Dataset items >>
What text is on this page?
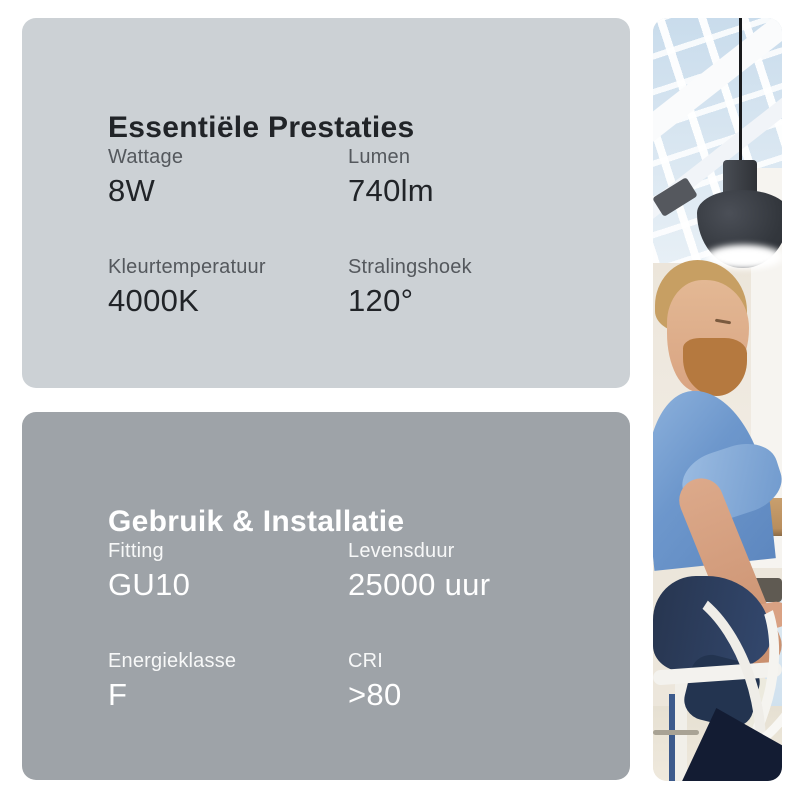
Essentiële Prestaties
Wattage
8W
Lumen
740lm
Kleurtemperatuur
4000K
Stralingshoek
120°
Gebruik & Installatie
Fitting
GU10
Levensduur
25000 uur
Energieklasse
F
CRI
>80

==

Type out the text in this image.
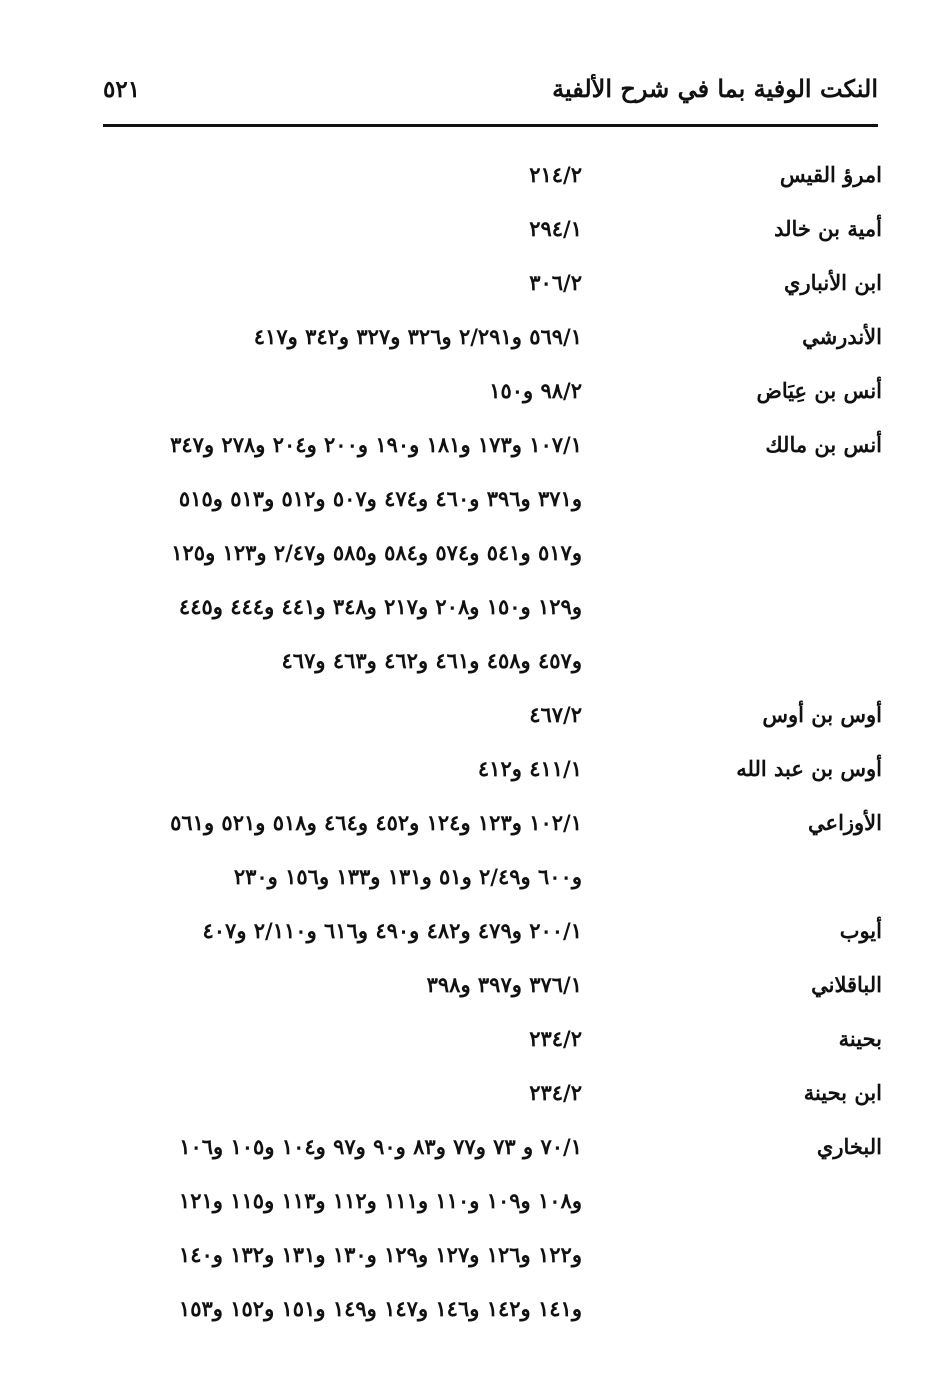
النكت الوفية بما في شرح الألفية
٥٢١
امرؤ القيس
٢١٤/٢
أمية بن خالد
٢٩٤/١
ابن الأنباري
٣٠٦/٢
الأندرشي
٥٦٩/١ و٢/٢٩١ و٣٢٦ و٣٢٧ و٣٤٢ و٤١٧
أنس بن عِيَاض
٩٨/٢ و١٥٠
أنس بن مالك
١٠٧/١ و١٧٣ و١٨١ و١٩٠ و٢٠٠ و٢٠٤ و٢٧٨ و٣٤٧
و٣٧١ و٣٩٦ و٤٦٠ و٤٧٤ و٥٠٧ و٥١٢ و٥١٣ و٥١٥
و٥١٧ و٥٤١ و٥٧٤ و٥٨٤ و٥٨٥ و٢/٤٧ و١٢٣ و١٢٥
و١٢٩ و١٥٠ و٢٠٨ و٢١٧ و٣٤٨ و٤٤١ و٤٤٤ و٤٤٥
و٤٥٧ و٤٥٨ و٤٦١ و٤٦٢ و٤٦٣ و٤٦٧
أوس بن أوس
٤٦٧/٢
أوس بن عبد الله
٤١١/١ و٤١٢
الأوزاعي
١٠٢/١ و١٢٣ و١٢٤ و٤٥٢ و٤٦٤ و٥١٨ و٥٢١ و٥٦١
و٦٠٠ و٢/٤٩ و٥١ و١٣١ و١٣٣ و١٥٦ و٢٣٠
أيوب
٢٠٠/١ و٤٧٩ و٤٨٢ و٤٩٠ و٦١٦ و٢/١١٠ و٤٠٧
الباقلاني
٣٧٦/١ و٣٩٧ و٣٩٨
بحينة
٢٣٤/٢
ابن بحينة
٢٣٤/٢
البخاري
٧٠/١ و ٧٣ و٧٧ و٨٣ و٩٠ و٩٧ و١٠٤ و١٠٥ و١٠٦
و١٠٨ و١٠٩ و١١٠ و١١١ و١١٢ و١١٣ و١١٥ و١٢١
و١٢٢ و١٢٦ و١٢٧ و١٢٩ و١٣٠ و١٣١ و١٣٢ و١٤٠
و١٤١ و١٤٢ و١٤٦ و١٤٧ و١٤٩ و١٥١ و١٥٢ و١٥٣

Task to complete >> Gather every line from the listing above in which "this" appears, and copy those lines.

Full output >>
What text is on this page?
Type out the text in this image.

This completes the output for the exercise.